SELECTED EXTRACT =
>> start
Renegades - Reviews

Cover versions can permit an artist to step out of character by slipping into a different mindset, or they can signal rigid consistency. Not surprisingly, the latter proves true for Rage Against the Machine on Renegades, a furious collection of a dozen songs by other performers that the band easily bends to its iron will. This isn't necessarily a bad thing: From a pounding rendition of "Pistol Grip Pump" by West Coast hip-hoppers Volume 10, to a snarling, grunged-up assault on Bob Dylan's "Maggie's Farm", singer Zack de la Rocha and company deliver atomic thrills with revolutionary fervor. Still, anyone hungry for new insights into this uniquely righteous band, or looking for evidence of risk-taking, may feel shortchanged. 

Some selections work beautifully. While nobody would mistake Rage for the Rolling Stones, the rap-rockers' adaptation of "Street Fighting Man" has its own grimy charisma, complete with an allusion to their participation in last summer's Democratic Convention strife. Bruce Springsteen's "The Ghost of Tom Joad" (the only previously released Rage track found here) couldn't be more bleakly compelling; when de la Rocha moans, ghostlike, about a "one-way ticket to the promised land," eternity itself seems to beckon. Boasting more sweat and muscle than Afrika Bambaataa's bubbly version, "Renegades of Funk" may actually be an improvement over the original, and de la Rocha's swaggering "Microphone Fiend" more than does justice to its source — even though there's no way he could top the solemn self-importance of Rakim's classic performance. 

Rage's massive crunch has sometimes suggested Led Zeppelin without the good-humored sleaze. The mighty combo of bassist Tim Commerford and drummer Brad Wilk can pulverize steel, and Tom Morello's jagged guitar makes an exciting racket, an asset producer Rick Rubin wisely highlights. When required to swing a little, though, the band is forced to reveal its inherent stiffness; for all their thunder, Rage can't quite get a handle on the lusty vitality of the MC5's "Kick Out the Jams." They come closer to evoking the Stooges' reckless fury on "Down on the Street" — but where Iggy suggested a man genuinely dancing on the brink, de la Rocha never even hints he might lose control; it's simply not in his nature. Most daring, but disappointing, Devo's eloquently morose "Beautiful World" has been reduced to a self-pitying whisper. (It figures they'd pick one of the spudboys' few unfunny tunes.) 

Part of the fun of a covers album is second-guessing the choices. Why not something from the Clash? Public Enemy? The Dead Kennedys? Okay, if those like-minded souls are too obvious, what about the Animals' "We Gotta Get Out of This Place," or Chelsea's dole anthem, "Right to Work"? Yes, the potential for silly speculation is limitless. 

Renegades could be a product of writer's block. After all, de la Rocha quit Rage shortly before its release, citing a breakdown in the band's decision-making process. Or maybe the album was simply intended as a way of goofing around — although, admittedly, idle fun seems an alien concept to this group. Rage haven't done themselves any harm here, but Renegades ultimately feels like a missed opportunity to do something really different.
>> end
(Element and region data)
>> start
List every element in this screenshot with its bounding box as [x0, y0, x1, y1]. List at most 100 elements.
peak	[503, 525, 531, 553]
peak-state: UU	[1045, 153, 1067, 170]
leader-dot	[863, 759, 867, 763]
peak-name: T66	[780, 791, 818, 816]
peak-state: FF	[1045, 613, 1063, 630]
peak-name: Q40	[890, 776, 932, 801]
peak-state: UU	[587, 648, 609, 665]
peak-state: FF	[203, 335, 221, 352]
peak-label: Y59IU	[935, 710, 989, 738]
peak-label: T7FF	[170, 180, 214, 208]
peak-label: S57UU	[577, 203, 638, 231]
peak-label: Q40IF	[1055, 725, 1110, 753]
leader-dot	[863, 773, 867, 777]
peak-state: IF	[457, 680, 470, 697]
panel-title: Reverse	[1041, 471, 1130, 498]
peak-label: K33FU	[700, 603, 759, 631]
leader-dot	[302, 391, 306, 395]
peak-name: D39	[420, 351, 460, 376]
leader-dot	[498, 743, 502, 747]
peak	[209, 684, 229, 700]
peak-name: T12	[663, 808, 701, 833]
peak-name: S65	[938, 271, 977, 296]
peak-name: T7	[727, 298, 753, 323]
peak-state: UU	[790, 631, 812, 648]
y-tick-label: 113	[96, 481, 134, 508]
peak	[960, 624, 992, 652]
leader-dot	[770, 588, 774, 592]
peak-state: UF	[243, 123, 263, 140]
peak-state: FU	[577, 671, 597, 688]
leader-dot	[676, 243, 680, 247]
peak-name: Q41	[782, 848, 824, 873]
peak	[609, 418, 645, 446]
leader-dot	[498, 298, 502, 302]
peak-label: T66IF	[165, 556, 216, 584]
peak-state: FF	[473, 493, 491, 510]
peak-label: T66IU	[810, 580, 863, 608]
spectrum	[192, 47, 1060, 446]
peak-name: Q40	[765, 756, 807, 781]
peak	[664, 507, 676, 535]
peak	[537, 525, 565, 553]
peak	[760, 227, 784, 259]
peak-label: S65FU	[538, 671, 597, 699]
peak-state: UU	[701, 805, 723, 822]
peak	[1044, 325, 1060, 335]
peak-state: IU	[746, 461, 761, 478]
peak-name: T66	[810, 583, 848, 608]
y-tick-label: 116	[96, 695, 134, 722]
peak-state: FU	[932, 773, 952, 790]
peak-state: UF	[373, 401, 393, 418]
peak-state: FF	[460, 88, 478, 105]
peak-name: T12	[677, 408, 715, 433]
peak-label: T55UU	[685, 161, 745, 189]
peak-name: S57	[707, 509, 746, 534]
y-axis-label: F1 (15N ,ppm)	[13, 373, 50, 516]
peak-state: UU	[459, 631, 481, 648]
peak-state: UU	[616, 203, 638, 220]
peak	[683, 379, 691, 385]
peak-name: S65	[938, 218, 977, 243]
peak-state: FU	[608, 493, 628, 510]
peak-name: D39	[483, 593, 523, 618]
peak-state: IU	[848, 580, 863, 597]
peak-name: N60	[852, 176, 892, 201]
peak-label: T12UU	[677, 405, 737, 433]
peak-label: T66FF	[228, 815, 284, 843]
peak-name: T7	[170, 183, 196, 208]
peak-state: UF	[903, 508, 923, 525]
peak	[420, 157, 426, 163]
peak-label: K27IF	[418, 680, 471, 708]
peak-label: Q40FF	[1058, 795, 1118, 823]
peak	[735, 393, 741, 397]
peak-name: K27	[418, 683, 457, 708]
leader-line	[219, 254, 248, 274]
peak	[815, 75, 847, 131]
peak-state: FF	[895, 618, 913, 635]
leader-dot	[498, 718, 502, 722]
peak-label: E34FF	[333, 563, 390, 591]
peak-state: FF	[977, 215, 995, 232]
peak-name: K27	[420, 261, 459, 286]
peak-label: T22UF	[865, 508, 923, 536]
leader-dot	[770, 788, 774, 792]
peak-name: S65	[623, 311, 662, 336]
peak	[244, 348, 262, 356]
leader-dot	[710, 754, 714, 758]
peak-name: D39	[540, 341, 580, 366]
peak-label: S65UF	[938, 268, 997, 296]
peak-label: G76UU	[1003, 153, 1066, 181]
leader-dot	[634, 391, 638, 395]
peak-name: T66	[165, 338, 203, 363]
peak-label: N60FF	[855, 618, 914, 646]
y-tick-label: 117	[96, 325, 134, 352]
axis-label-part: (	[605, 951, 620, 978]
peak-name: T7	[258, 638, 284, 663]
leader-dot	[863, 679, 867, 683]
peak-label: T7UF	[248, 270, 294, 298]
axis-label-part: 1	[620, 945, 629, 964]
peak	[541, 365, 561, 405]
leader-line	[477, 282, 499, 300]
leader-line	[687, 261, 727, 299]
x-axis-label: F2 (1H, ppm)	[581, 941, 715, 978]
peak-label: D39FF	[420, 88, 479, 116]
>> end
CHALLENGES =
(a) Answer these questions from the review of Renegades, one per line:
(i) Who originally recorded "Pistol Grip Pump"?
(ii) Which song is the only previously released Rage track on the album?
(iii) What reason did de la Rocha give for quitting Rage?
(b) For each statement, say whether it agrees with the review of Renegades. Give yes or no and quote the words of the review that decide it.
(i) Rick Rubin produced the album.
(ii) The album collects fifteen songs by other performers.
(iii) The reviewer considers the Devo cover a success.

ANSWERS TO THE EXERCISE =
(a)
(i) The West Coast hip-hoppers Volume 10.
(ii) Bruce Springsteen's "The Ghost of Tom Joad."
(iii) A breakdown in the band's decision-making process.

(b)
(i) Yes: "an asset producer Rick Rubin wisely highlights"
(ii) No: "a furious collection of a dozen songs by other performers"
(iii) No: "Most daring, but disappointing, Devo's eloquently morose "Beautiful World" has been reduced to a self-pitying whisper."